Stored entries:
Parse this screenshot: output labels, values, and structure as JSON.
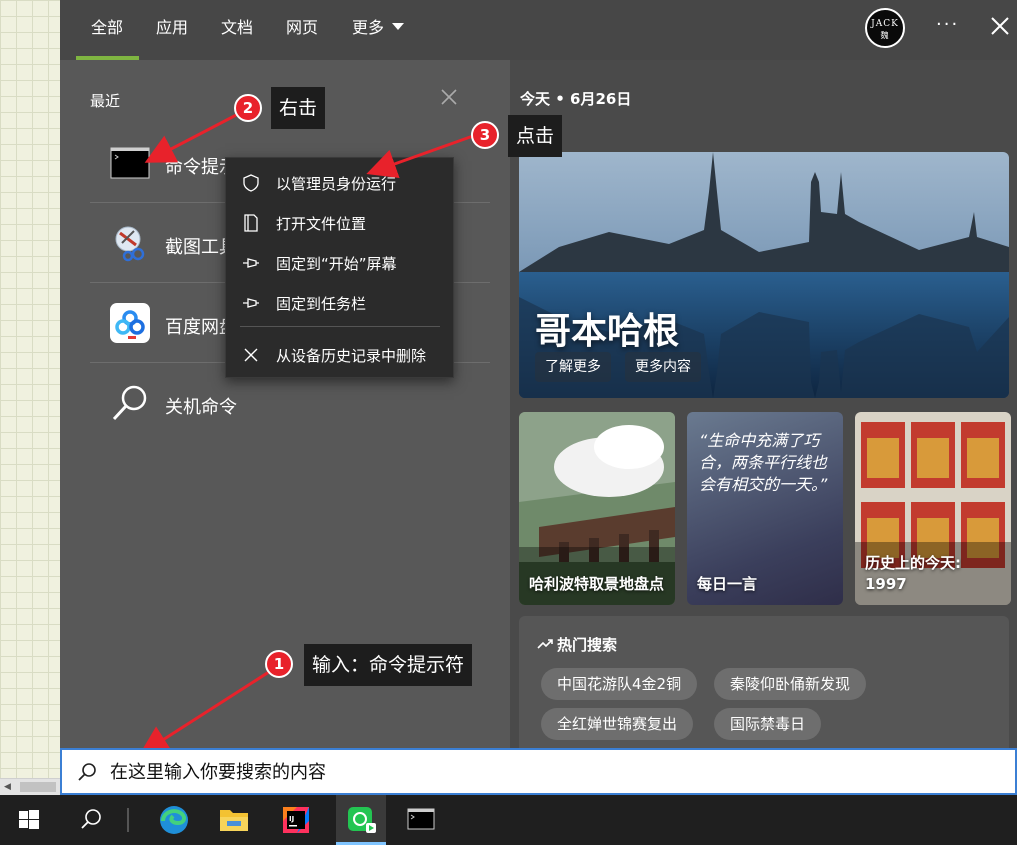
{
  "tabs": [
    {
      "label": "全部",
      "active": true
    },
    {
      "label": "应用"
    },
    {
      "label": "文档"
    },
    {
      "label": "网页"
    },
    {
      "label": "更多"
    }
  ],
  "account": {
    "avatar_text_1": "JACK",
    "avatar_text_2": "魏"
  },
  "recent": {
    "title": "最近",
    "items": [
      {
        "label": "命令提示符",
        "icon": "cmd-icon"
      },
      {
        "label": "截图工具",
        "icon": "snipping-tool-icon"
      },
      {
        "label": "百度网盘",
        "icon": "baidu-netdisk-icon"
      },
      {
        "label": "关机命令",
        "icon": "search-icon"
      }
    ]
  },
  "context_menu": {
    "items": [
      {
        "label": "以管理员身份运行",
        "icon": "shield-icon"
      },
      {
        "label": "打开文件位置",
        "icon": "folder-icon"
      },
      {
        "label": "固定到“开始”屏幕",
        "icon": "pin-icon"
      },
      {
        "label": "固定到任务栏",
        "icon": "pin-icon"
      },
      {
        "label": "从设备历史记录中删除",
        "icon": "close-icon"
      }
    ]
  },
  "today": {
    "header": "今天 • 6月26日",
    "hero": {
      "title": "哥本哈根",
      "buttons": [
        "了解更多",
        "更多内容"
      ]
    },
    "cards": [
      {
        "label": "哈利波特取景地盘点"
      },
      {
        "quote": "“生命中充满了巧合，两条平行线也会有相交的一天。”",
        "label": "每日一言"
      },
      {
        "label": "历史上的今天: 1997"
      }
    ]
  },
  "hot_search": {
    "title": "热门搜索",
    "chips": [
      "中国花游队4金2铜",
      "秦陵仰卧俑新发现",
      "全红婵世锦赛复出",
      "国际禁毒日"
    ]
  },
  "annotations": [
    {
      "num": "1",
      "text": "输入：命令提示符"
    },
    {
      "num": "2",
      "text": "右击"
    },
    {
      "num": "3",
      "text": "点击"
    }
  ],
  "search": {
    "placeholder": "在这里输入你要搜索的内容"
  },
  "colors": {
    "accent": "#7fb541",
    "badge": "#e8222b",
    "arrow": "#e8222b"
  },
  "taskbar": {
    "icons": [
      "windows-start-icon",
      "search-icon",
      "edge-icon",
      "file-explorer-icon",
      "intellij-idea-icon",
      "media-app-icon",
      "cmd-icon"
    ]
  }
}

Task instructions:
Repeat the records above exactly, omitting every picture.

Problem solution:
Parse this screenshot: output labels, values, and structure as JSON.
{
  "tabs": [
    {
      "label": "全部",
      "active": true
    },
    {
      "label": "应用"
    },
    {
      "label": "文档"
    },
    {
      "label": "网页"
    },
    {
      "label": "更多"
    }
  ],
  "account": {
    "avatar_text_1": "JACK",
    "avatar_text_2": "魏"
  },
  "recent": {
    "title": "最近",
    "items": [
      {
        "label": "命令提示符",
        "icon": "cmd-icon"
      },
      {
        "label": "截图工具",
        "icon": "snipping-tool-icon"
      },
      {
        "label": "百度网盘",
        "icon": "baidu-netdisk-icon"
      },
      {
        "label": "关机命令",
        "icon": "search-icon"
      }
    ]
  },
  "context_menu": {
    "items": [
      {
        "label": "以管理员身份运行",
        "icon": "shield-icon"
      },
      {
        "label": "打开文件位置",
        "icon": "folder-icon"
      },
      {
        "label": "固定到“开始”屏幕",
        "icon": "pin-icon"
      },
      {
        "label": "固定到任务栏",
        "icon": "pin-icon"
      },
      {
        "label": "从设备历史记录中删除",
        "icon": "close-icon"
      }
    ]
  },
  "today": {
    "header": "今天 • 6月26日",
    "hero": {
      "title": "哥本哈根",
      "buttons": [
        "了解更多",
        "更多内容"
      ]
    },
    "cards": [
      {
        "label": "哈利波特取景地盘点"
      },
      {
        "quote": "“生命中充满了巧合，两条平行线也会有相交的一天。”",
        "label": "每日一言"
      },
      {
        "label": "历史上的今天: 1997"
      }
    ]
  },
  "hot_search": {
    "title": "热门搜索",
    "chips": [
      "中国花游队4金2铜",
      "秦陵仰卧俑新发现",
      "全红婵世锦赛复出",
      "国际禁毒日"
    ]
  },
  "annotations": [
    {
      "num": "1",
      "text": "输入：命令提示符"
    },
    {
      "num": "2",
      "text": "右击"
    },
    {
      "num": "3",
      "text": "点击"
    }
  ],
  "search": {
    "placeholder": "在这里输入你要搜索的内容"
  },
  "colors": {
    "accent": "#7fb541",
    "badge": "#e8222b",
    "arrow": "#e8222b"
  },
  "taskbar": {
    "icons": [
      "windows-start-icon",
      "search-icon",
      "edge-icon",
      "file-explorer-icon",
      "intellij-idea-icon",
      "media-app-icon",
      "cmd-icon"
    ]
  }
}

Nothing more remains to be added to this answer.